• [Your objective]: Each entry in the listing below should be restated word for word.

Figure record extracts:
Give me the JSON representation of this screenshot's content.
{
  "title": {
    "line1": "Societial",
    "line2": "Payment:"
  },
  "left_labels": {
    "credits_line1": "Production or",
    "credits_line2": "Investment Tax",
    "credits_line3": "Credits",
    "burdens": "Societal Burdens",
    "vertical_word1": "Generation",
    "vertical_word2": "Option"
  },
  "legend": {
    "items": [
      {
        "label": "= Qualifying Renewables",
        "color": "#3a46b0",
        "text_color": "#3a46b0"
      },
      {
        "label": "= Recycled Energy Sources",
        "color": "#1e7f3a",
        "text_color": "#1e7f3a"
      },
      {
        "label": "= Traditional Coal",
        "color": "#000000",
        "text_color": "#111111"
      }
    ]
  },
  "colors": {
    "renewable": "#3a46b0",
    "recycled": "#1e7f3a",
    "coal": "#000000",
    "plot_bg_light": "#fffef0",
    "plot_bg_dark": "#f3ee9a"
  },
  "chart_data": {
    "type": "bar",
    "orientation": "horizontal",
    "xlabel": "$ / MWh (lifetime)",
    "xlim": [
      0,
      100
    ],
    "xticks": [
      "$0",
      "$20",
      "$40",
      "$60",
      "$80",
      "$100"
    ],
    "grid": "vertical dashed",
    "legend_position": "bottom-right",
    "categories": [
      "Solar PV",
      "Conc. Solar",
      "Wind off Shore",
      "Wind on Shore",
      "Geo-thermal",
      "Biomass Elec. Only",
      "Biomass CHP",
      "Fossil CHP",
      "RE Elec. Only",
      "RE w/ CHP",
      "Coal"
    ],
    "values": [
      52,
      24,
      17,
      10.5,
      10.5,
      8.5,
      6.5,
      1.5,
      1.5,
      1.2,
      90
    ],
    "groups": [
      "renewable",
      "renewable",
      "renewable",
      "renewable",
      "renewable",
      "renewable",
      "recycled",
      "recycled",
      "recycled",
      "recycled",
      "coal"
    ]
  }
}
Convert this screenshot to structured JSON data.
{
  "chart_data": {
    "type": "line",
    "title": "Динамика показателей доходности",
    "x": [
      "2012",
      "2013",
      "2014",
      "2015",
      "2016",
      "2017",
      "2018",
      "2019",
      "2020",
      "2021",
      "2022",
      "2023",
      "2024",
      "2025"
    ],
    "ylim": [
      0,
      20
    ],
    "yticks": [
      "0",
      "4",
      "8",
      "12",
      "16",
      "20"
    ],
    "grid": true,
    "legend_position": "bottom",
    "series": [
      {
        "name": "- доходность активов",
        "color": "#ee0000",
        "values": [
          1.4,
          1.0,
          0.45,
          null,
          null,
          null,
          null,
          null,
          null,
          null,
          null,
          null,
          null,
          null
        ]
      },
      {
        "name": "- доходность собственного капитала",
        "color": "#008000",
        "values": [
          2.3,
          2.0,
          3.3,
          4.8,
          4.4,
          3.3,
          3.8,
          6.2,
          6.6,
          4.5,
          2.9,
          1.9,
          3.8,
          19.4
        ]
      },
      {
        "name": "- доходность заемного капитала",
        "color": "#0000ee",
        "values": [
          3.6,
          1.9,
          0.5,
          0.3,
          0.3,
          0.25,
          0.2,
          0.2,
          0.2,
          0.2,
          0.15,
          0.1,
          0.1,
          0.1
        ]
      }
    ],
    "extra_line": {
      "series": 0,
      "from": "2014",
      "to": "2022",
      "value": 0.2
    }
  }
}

• [Written reply]:
Give me the JSON representation of this screenshot's content.
{
  "title": {
    "line1": "Societial",
    "line2": "Payment:"
  },
  "left_labels": {
    "credits_line1": "Production or",
    "credits_line2": "Investment Tax",
    "credits_line3": "Credits",
    "burdens": "Societal Burdens",
    "vertical_word1": "Generation",
    "vertical_word2": "Option"
  },
  "legend": {
    "items": [
      {
        "label": "= Qualifying Renewables",
        "color": "#3a46b0",
        "text_color": "#3a46b0"
      },
      {
        "label": "= Recycled Energy Sources",
        "color": "#1e7f3a",
        "text_color": "#1e7f3a"
      },
      {
        "label": "= Traditional Coal",
        "color": "#000000",
        "text_color": "#111111"
      }
    ]
  },
  "colors": {
    "renewable": "#3a46b0",
    "recycled": "#1e7f3a",
    "coal": "#000000",
    "plot_bg_light": "#fffef0",
    "plot_bg_dark": "#f3ee9a"
  },
  "chart_data": {
    "type": "bar",
    "orientation": "horizontal",
    "xlabel": "$ / MWh (lifetime)",
    "xlim": [
      0,
      100
    ],
    "xticks": [
      "$0",
      "$20",
      "$40",
      "$60",
      "$80",
      "$100"
    ],
    "grid": "vertical dashed",
    "legend_position": "bottom-right",
    "categories": [
      "Solar PV",
      "Conc. Solar",
      "Wind off Shore",
      "Wind on Shore",
      "Geo-thermal",
      "Biomass Elec. Only",
      "Biomass CHP",
      "Fossil CHP",
      "RE Elec. Only",
      "RE w/ CHP",
      "Coal"
    ],
    "values": [
      52,
      24,
      17,
      10.5,
      10.5,
      8.5,
      6.5,
      1.5,
      1.5,
      1.2,
      90
    ],
    "groups": [
      "renewable",
      "renewable",
      "renewable",
      "renewable",
      "renewable",
      "renewable",
      "recycled",
      "recycled",
      "recycled",
      "recycled",
      "coal"
    ]
  }
}
Convert this screenshot to structured JSON data.
{
  "chart_data": {
    "type": "line",
    "title": "Динамика показателей доходности",
    "x": [
      "2012",
      "2013",
      "2014",
      "2015",
      "2016",
      "2017",
      "2018",
      "2019",
      "2020",
      "2021",
      "2022",
      "2023",
      "2024",
      "2025"
    ],
    "ylim": [
      0,
      20
    ],
    "yticks": [
      "0",
      "4",
      "8",
      "12",
      "16",
      "20"
    ],
    "grid": true,
    "legend_position": "bottom",
    "series": [
      {
        "name": "- доходность активов",
        "color": "#ee0000",
        "values": [
          1.4,
          1.0,
          0.45,
          null,
          null,
          null,
          null,
          null,
          null,
          null,
          null,
          null,
          null,
          null
        ]
      },
      {
        "name": "- доходность собственного капитала",
        "color": "#008000",
        "values": [
          2.3,
          2.0,
          3.3,
          4.8,
          4.4,
          3.3,
          3.8,
          6.2,
          6.6,
          4.5,
          2.9,
          1.9,
          3.8,
          19.4
        ]
      },
      {
        "name": "- доходность заемного капитала",
        "color": "#0000ee",
        "values": [
          3.6,
          1.9,
          0.5,
          0.3,
          0.3,
          0.25,
          0.2,
          0.2,
          0.2,
          0.2,
          0.15,
          0.1,
          0.1,
          0.1
        ]
      }
    ],
    "extra_line": {
      "series": 0,
      "from": "2014",
      "to": "2022",
      "value": 0.2
    }
  }
}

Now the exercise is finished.